__Brano citato__

Cos’è la misoginia?
La misoginia è spesso descritta come un atteggiamento ostile, diffidente o svalutante nei confronti delle donne. Può nascere da esperienze personali negative, da delusioni profonde o dalla sensazione di non riuscire a costruire un rapporto sereno e costruttivo con l’altro sesso.
In alcuni casi diventa una sorta di rifugio mentale: un modo, anche se distorto, per proteggersi da aspettative affettive andate in frantumi.
A volte si desidera semplicemente una vita condivisa con una persona affine, con cui scambiarsi attenzioni, sostegno, intesa mentale e fisica, fino a raggiungere quella fusione di anima e corpo che si sogna.
Ma non sempre le cose vanno così: può sembrare che una sorta di destino avverso riporti continuamente la testa nel fango dell’infelicità e del fallimento.
Nel mio percorso, almeno da questo punto di vista, ho vissuto diversi incontri sbagliati e delusioni. Prima con ragazze immature, eternamente indecise, capaci di mascherare incoerenze interiori dietro atteggiamenti appariscenti.

__Voci estratte__
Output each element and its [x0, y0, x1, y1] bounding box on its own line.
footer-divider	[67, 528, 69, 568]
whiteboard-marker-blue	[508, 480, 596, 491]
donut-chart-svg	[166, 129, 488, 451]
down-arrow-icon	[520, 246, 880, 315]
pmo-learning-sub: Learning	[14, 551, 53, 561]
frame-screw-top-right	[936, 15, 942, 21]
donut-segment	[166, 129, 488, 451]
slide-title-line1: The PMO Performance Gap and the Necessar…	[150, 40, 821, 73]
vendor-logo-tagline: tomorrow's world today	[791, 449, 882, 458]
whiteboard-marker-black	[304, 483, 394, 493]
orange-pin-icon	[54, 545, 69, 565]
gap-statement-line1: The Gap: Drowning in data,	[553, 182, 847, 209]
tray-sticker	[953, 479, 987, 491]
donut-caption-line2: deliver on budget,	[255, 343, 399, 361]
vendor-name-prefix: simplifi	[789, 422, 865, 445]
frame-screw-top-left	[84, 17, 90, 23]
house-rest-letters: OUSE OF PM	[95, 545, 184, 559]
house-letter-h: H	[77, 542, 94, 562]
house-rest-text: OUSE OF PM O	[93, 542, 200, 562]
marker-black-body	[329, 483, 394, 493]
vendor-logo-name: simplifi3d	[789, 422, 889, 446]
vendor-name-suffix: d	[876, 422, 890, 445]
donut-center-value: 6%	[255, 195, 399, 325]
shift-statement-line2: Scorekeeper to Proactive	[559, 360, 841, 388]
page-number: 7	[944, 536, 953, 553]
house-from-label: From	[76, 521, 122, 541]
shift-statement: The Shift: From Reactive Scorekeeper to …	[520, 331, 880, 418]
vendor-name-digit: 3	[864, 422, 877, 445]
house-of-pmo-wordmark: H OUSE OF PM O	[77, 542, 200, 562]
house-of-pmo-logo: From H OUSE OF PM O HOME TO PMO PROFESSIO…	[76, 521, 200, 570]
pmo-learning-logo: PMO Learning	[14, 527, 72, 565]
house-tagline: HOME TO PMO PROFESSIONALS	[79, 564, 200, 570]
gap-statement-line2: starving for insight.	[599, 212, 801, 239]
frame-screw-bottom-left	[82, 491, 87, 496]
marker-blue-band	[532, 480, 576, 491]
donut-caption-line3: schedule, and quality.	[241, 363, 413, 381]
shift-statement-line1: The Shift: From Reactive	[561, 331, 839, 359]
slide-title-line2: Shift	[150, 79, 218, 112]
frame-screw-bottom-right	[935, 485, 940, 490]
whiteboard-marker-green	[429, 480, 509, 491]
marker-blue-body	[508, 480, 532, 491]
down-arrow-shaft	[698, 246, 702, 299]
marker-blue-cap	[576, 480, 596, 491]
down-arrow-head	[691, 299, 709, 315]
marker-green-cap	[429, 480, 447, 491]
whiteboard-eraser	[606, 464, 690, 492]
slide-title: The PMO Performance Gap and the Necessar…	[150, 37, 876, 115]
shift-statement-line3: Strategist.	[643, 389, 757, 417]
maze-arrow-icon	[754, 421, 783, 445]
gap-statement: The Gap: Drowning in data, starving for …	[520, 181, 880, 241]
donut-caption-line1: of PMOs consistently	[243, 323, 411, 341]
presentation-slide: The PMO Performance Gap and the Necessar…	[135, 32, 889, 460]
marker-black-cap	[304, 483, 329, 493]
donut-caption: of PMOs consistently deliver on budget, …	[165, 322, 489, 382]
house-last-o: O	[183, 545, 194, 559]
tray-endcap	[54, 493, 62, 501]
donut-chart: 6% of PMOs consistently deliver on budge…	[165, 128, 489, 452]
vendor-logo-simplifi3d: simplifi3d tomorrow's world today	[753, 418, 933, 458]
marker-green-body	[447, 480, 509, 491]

__Compiti da svolgere__
a – Rispondi a queste domande sul testo sulla misoginia, una per riga:
(i) Come viene spesso descritta la misoginia?
(ii) Che cosa diventa la misoginia in alcuni casi?
(iii) Con chi chi scrive ha vissuto i primi incontri sbagliati?
b – Riprendi il testo sulla misoginia e proseguilo dall'ultima frase, per favore.

__Risposte per compito__
a –
(i) Come un atteggiamento ostile, diffidente o svalutante nei confronti delle donne.
(ii) Una sorta di rifugio mentale.
(iii) Con ragazze immature, eternamente indecise, capaci di mascherare incoerenze interiori dietro atteggiamenti appariscenti.

b –
Poi con donne che sembravano vedere in me qualità che io stesso non riconoscevo, riempiendomi di attenzioni, messaggi, incontri intensi e piene aspettative… per poi svanire all’improvviso, lasciandomi pieno di domande senza risposta.
E allora mi chiedo: come non lasciarsi prendere dal pensiero negativo? Come evitare che il rancore prenda il posto della fiducia?
Nonostante tutto, però, non voglio perdere la speranza. Continuo a credere che esistano incontri autentici e persone sincere, anche se il mio passato rende più difficile mantenere questa fiducia.